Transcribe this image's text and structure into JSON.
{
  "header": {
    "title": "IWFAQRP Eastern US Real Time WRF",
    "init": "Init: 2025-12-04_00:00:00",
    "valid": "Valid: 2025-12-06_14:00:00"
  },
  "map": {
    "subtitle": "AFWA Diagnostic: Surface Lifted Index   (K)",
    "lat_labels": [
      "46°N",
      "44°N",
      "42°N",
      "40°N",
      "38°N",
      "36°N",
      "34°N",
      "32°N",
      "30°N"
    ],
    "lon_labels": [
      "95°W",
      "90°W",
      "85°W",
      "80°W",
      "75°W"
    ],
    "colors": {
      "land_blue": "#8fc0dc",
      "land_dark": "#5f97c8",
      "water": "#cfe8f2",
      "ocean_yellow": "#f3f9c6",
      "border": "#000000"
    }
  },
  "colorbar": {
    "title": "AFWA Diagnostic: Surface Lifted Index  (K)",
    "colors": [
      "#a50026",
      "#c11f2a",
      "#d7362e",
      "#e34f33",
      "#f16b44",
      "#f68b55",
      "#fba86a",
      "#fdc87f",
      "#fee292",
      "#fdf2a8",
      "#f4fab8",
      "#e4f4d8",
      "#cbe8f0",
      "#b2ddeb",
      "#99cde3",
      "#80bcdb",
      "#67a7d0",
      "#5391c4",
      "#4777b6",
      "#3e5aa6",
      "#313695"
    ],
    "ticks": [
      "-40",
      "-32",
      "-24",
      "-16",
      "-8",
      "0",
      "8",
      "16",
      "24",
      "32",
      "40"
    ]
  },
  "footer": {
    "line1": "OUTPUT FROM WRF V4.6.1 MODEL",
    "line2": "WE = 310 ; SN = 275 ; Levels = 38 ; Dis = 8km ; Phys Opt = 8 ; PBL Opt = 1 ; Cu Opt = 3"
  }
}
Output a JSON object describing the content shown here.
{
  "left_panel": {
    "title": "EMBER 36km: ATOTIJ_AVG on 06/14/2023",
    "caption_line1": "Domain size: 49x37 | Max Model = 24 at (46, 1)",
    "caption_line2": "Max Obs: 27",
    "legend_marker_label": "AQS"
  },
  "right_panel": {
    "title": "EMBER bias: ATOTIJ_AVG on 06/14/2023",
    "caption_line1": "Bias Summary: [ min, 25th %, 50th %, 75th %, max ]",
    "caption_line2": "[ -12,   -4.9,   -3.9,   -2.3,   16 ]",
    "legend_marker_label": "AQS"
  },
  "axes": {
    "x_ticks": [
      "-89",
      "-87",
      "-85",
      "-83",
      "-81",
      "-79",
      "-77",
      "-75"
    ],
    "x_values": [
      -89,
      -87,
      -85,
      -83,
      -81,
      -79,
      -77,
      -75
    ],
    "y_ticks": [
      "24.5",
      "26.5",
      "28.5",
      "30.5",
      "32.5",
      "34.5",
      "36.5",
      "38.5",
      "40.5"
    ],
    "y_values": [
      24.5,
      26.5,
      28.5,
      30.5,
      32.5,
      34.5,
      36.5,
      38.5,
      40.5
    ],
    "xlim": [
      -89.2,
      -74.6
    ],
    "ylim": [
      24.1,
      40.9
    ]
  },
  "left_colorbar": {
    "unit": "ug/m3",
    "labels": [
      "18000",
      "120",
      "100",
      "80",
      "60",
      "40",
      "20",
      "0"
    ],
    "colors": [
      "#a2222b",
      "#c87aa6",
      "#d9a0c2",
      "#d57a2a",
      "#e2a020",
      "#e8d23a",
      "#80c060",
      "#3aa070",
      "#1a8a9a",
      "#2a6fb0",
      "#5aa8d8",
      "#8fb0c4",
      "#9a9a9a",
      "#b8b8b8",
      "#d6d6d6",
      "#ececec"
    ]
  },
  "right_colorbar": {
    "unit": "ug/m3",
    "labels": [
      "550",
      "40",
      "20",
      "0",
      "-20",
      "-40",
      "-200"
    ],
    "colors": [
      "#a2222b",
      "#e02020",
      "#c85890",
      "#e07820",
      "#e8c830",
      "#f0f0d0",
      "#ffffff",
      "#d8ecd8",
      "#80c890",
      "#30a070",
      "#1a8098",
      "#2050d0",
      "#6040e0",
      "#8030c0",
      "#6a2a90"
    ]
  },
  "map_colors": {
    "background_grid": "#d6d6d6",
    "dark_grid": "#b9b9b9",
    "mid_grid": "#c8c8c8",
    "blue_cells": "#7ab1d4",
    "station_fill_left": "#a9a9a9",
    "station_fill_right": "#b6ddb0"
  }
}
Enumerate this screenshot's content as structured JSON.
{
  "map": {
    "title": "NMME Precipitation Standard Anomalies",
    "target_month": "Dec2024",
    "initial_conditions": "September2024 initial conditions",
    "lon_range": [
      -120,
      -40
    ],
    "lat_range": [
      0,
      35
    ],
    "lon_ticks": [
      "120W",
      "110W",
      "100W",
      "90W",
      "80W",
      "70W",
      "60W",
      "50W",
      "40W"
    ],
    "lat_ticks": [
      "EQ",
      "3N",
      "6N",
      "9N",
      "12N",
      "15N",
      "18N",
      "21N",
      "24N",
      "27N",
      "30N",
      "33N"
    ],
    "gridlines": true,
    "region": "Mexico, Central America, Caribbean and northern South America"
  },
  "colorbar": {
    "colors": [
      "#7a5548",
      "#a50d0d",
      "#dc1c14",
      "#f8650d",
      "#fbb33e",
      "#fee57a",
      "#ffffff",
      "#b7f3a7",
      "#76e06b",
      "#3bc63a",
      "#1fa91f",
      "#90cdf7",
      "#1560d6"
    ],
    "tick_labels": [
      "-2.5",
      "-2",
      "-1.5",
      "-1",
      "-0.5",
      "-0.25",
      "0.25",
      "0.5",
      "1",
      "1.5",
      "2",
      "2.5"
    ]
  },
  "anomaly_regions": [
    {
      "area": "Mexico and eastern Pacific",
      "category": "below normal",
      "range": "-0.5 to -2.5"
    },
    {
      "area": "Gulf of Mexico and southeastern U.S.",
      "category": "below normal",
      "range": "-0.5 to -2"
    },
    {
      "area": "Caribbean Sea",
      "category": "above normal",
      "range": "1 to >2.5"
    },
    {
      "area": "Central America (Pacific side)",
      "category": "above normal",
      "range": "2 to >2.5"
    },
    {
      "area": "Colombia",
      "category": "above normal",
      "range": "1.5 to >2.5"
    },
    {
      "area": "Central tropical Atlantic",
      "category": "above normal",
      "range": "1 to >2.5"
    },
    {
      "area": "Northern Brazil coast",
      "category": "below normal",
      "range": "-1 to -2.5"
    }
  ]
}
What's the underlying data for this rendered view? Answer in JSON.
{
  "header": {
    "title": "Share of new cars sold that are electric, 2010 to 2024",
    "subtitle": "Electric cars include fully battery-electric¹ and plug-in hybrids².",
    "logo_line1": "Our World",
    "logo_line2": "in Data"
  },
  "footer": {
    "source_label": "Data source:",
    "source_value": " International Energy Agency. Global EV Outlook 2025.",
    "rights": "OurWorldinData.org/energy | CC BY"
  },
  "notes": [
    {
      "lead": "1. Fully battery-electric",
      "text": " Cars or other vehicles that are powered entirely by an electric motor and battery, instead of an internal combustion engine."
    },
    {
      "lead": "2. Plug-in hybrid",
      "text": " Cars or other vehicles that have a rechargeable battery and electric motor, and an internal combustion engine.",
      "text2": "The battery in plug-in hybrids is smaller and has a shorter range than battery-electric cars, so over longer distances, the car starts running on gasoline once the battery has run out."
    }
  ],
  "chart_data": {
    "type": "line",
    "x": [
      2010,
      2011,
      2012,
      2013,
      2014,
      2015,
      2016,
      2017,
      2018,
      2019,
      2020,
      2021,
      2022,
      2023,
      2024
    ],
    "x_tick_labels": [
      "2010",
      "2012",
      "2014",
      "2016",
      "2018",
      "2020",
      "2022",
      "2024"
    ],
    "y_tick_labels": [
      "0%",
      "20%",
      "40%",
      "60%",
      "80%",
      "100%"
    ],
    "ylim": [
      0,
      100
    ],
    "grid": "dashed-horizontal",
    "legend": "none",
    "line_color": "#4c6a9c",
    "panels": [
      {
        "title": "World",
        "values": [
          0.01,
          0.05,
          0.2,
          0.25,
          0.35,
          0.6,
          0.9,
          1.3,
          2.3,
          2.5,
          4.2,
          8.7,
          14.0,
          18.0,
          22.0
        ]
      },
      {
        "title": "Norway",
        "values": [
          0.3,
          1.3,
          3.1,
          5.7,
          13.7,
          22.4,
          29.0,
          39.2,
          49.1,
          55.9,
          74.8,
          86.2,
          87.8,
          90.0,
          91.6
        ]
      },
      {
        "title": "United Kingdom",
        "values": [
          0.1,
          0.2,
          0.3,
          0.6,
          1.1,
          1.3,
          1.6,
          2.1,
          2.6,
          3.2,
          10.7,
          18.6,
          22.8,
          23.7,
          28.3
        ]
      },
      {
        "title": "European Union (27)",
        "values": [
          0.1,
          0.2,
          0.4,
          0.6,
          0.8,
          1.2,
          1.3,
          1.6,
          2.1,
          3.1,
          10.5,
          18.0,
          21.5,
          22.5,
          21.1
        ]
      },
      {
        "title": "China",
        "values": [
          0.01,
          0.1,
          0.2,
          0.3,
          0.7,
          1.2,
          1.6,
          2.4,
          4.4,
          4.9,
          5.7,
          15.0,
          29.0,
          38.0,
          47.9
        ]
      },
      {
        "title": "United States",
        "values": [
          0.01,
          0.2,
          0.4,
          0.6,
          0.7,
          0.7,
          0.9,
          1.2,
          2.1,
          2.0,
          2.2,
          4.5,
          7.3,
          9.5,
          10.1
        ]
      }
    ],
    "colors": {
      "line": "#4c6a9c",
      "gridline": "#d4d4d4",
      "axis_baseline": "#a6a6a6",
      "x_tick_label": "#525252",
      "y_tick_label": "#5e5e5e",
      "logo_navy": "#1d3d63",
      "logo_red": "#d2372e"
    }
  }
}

----

Pick out each line containing "that" and report it.

Expected answer:
    "title": "Share of new cars sold that are electric, 2010 to 2024",
      "text": " Cars or other vehicles that are powered entirely by an electric motor and battery, instead of an internal combustion engine."
      "text": " Cars or other vehicles that have a rechargeable battery and electric motor, and an internal combustion engine.",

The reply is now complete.